>> START

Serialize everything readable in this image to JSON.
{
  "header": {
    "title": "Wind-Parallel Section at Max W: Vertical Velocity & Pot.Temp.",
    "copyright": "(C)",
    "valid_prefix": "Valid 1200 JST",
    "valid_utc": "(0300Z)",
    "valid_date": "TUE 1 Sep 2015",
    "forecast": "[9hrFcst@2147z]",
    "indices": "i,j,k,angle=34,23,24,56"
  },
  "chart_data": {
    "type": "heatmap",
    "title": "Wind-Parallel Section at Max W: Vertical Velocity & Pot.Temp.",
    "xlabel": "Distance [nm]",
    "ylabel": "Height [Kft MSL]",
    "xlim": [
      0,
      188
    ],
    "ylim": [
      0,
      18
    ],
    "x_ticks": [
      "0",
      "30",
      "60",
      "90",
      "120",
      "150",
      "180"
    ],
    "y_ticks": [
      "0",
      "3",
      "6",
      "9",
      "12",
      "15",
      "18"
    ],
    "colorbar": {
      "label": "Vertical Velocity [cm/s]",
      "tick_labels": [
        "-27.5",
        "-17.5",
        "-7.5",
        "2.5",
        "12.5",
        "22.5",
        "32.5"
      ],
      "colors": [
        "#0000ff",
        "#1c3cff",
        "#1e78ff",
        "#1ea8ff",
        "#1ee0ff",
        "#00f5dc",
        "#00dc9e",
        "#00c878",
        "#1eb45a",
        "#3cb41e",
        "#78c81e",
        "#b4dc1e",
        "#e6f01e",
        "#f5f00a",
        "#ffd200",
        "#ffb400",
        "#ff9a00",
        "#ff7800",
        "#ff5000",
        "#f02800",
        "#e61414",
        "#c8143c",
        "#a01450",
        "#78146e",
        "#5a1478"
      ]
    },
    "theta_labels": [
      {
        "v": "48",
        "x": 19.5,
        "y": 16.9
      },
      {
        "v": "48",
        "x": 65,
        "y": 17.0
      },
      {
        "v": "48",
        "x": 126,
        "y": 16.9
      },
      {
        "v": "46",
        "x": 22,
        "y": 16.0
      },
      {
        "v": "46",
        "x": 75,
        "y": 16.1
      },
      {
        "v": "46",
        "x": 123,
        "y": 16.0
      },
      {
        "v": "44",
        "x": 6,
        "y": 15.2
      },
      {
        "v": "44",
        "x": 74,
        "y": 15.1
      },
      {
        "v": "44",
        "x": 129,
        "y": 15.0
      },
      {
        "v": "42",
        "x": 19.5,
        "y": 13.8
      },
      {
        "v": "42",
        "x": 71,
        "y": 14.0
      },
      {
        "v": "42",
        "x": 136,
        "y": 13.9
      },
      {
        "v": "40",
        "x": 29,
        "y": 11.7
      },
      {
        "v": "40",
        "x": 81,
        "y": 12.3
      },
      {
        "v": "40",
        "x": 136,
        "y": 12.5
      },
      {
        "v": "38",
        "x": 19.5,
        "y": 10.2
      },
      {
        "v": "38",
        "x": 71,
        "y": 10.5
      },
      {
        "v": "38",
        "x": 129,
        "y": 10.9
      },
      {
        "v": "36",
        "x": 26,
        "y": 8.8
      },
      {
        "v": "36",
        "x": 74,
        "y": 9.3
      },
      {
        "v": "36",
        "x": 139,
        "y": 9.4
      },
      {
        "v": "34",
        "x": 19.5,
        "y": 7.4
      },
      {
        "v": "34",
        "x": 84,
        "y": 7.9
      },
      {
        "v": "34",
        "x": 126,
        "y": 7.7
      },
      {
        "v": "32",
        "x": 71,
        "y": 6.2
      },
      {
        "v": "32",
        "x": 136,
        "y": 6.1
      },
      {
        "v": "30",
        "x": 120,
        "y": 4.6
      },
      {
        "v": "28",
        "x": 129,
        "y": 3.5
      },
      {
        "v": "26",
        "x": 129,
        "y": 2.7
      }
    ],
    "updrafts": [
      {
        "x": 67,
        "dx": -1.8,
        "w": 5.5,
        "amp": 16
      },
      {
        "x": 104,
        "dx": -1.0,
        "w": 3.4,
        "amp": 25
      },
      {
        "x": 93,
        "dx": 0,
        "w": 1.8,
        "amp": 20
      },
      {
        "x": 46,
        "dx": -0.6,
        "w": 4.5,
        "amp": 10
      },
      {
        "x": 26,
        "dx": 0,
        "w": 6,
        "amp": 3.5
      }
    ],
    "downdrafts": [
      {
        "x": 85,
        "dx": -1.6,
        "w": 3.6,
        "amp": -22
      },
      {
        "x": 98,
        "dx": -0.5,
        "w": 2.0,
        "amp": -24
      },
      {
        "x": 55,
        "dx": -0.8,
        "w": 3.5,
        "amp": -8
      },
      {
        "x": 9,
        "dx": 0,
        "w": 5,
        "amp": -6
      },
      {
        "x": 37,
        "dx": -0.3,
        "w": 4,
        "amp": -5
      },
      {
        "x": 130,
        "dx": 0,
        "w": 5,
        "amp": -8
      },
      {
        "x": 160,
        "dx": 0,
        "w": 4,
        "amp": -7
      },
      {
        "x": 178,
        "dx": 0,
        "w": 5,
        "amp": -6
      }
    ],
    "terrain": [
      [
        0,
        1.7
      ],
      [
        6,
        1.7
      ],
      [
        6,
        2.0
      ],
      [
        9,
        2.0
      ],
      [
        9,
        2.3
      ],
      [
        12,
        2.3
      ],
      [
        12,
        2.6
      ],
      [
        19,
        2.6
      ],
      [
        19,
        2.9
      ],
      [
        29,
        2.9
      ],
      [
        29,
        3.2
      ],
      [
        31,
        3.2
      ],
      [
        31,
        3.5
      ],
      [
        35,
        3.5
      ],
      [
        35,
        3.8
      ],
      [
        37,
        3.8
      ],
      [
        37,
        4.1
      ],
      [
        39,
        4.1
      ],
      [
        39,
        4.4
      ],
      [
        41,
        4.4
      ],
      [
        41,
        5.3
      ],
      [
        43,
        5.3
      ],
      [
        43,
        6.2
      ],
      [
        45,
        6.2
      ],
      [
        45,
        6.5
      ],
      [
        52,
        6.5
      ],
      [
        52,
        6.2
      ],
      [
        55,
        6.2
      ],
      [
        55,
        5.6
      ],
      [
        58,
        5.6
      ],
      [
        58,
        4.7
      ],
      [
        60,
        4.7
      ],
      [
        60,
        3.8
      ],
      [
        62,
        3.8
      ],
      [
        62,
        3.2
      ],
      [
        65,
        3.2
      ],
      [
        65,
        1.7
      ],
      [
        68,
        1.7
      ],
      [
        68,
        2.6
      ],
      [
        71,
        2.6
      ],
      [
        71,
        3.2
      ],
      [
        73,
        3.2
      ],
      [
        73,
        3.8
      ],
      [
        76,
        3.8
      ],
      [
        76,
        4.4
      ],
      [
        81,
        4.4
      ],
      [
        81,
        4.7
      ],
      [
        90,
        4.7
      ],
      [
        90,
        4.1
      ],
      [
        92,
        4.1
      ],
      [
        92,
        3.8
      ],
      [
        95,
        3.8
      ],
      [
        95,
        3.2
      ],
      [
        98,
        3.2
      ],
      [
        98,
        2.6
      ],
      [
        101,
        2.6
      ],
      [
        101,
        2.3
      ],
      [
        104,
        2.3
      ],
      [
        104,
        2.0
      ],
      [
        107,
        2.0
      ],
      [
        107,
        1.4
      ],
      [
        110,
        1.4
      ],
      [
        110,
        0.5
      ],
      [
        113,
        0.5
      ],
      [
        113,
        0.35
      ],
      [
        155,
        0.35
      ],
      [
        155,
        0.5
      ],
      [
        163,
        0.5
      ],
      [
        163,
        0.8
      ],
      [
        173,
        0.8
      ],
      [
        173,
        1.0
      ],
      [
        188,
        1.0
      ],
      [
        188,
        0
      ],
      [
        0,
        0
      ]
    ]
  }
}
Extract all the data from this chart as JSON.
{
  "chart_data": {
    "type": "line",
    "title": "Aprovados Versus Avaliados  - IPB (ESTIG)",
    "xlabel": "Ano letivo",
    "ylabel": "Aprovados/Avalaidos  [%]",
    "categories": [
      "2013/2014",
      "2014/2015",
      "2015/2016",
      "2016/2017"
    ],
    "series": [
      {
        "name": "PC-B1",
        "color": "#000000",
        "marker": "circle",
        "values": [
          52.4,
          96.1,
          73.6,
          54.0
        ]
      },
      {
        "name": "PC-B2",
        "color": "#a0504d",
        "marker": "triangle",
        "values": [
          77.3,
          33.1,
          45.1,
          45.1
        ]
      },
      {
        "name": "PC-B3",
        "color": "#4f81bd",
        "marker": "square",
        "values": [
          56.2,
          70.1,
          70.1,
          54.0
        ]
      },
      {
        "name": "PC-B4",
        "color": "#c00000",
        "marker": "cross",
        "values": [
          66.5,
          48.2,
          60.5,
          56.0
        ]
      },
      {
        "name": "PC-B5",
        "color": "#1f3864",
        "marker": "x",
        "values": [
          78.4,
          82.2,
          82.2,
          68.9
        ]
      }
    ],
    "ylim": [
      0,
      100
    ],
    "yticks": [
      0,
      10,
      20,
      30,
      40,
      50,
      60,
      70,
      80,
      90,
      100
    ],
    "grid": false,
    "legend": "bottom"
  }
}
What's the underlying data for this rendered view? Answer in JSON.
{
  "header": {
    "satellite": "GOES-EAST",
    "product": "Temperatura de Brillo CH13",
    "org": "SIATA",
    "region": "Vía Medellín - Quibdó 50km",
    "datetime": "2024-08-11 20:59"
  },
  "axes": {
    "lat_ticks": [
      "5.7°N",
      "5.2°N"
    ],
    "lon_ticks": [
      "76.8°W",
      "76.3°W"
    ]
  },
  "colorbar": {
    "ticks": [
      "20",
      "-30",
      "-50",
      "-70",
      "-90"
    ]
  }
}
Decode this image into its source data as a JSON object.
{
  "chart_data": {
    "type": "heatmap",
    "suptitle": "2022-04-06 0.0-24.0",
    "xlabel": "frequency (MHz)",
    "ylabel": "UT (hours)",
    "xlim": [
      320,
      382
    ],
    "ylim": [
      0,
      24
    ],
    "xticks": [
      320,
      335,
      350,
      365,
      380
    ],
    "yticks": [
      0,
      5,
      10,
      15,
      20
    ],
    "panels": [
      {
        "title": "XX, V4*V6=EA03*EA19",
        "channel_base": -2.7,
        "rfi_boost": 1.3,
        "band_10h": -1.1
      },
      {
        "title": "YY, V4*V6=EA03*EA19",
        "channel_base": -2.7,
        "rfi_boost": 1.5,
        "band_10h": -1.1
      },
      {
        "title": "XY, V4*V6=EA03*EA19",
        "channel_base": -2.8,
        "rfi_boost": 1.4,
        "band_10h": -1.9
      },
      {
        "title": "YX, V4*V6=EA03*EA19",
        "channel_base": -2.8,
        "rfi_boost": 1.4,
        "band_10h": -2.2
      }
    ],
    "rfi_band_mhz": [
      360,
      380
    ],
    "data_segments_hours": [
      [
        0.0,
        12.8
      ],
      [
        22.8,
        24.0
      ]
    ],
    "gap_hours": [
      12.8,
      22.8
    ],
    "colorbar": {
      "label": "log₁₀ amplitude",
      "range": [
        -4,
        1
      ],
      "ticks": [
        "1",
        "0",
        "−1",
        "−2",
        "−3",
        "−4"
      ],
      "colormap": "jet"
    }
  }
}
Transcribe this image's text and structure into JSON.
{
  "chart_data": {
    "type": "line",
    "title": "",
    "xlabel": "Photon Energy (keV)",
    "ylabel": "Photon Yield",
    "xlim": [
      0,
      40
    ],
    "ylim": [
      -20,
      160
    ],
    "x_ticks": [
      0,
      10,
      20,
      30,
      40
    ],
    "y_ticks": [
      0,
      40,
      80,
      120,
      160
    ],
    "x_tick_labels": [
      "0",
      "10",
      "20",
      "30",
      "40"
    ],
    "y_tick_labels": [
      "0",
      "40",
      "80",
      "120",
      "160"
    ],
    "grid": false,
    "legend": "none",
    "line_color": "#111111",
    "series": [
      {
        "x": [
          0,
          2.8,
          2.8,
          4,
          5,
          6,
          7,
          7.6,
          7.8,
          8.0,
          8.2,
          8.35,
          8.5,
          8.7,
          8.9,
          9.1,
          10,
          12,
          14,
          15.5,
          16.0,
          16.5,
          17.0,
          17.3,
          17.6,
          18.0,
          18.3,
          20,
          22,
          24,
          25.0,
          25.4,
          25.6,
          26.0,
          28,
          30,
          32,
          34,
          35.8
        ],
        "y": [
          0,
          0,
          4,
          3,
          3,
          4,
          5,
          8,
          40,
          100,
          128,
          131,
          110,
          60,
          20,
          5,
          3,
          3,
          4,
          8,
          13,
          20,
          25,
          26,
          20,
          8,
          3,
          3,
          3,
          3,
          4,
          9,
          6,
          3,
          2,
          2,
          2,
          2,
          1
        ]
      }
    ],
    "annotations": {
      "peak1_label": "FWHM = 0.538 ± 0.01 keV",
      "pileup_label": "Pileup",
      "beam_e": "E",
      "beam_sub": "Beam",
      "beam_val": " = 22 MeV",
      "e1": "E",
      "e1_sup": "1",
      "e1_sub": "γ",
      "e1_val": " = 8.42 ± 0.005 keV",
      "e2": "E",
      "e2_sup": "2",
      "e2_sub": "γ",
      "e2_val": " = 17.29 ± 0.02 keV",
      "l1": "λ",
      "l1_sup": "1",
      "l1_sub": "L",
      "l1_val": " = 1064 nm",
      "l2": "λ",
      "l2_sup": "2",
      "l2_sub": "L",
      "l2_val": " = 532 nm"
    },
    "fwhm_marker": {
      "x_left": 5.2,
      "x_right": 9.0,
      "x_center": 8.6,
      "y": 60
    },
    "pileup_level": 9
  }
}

>> END

__CHALLENGE__.
Show all lines in the entries above where the string "this" appears.

__EXERCISE RESULT__.
Serialize everything readable in this image to JSON.
Extract all the data from this chart as JSON.
What's the underlying data for this rendered view? Answer in JSON.
Decode this image into its source data as a JSON object.
Transcribe this image's text and structure into JSON.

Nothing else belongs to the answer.